◆ **GOAL**:
Please repeat all of the lines that follow, exactly as written.

◆ **DATA EXCERPTS**:
☆ ☆ ☆

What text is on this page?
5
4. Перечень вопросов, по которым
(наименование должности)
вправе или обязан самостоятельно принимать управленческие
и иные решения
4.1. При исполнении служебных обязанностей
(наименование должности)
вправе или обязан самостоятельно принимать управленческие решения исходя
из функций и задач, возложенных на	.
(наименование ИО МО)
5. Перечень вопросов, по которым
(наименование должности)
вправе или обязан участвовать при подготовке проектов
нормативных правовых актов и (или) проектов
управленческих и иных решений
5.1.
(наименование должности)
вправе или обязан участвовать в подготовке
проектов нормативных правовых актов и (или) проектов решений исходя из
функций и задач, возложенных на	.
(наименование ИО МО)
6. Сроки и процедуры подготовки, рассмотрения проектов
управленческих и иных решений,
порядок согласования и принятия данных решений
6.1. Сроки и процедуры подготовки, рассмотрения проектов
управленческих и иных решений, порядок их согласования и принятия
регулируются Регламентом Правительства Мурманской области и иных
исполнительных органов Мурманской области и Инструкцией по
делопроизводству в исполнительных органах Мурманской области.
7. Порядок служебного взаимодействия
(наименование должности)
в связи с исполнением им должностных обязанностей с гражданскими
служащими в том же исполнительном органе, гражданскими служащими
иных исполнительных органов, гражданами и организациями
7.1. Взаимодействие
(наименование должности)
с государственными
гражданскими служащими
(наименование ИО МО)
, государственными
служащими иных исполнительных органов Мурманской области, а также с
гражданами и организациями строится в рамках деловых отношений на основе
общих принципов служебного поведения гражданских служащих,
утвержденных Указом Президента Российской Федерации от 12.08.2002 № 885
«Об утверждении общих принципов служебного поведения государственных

☆ ☆ ☆

◆ **THE SOLUTION**:
What text is on this page?
5
4. Перечень вопросов, по которым
(наименование должности)
вправе или обязан самостоятельно принимать управленческие
и иные решения
4.1. При исполнении служебных обязанностей
(наименование должности)
вправе или обязан самостоятельно принимать управленческие решения исходя
из функций и задач, возложенных на	.
(наименование ИО МО)
5. Перечень вопросов, по которым
(наименование должности)
вправе или обязан участвовать при подготовке проектов
нормативных правовых актов и (или) проектов
управленческих и иных решений
5.1.
(наименование должности)
вправе или обязан участвовать в подготовке
проектов нормативных правовых актов и (или) проектов решений исходя из
функций и задач, возложенных на	.
(наименование ИО МО)
6. Сроки и процедуры подготовки, рассмотрения проектов
управленческих и иных решений,
порядок согласования и принятия данных решений
6.1. Сроки и процедуры подготовки, рассмотрения проектов
управленческих и иных решений, порядок их согласования и принятия
регулируются Регламентом Правительства Мурманской области и иных
исполнительных органов Мурманской области и Инструкцией по
делопроизводству в исполнительных органах Мурманской области.
7. Порядок служебного взаимодействия
(наименование должности)
в связи с исполнением им должностных обязанностей с гражданскими
служащими в том же исполнительном органе, гражданскими служащими
иных исполнительных органов, гражданами и организациями
7.1. Взаимодействие
(наименование должности)
с государственными
гражданскими служащими
(наименование ИО МО)
, государственными
служащими иных исполнительных органов Мурманской области, а также с
гражданами и организациями строится в рамках деловых отношений на основе
общих принципов служебного поведения гражданских служащих,
утвержденных Указом Президента Российской Федерации от 12.08.2002 № 885
«Об утверждении общих принципов служебного поведения государственных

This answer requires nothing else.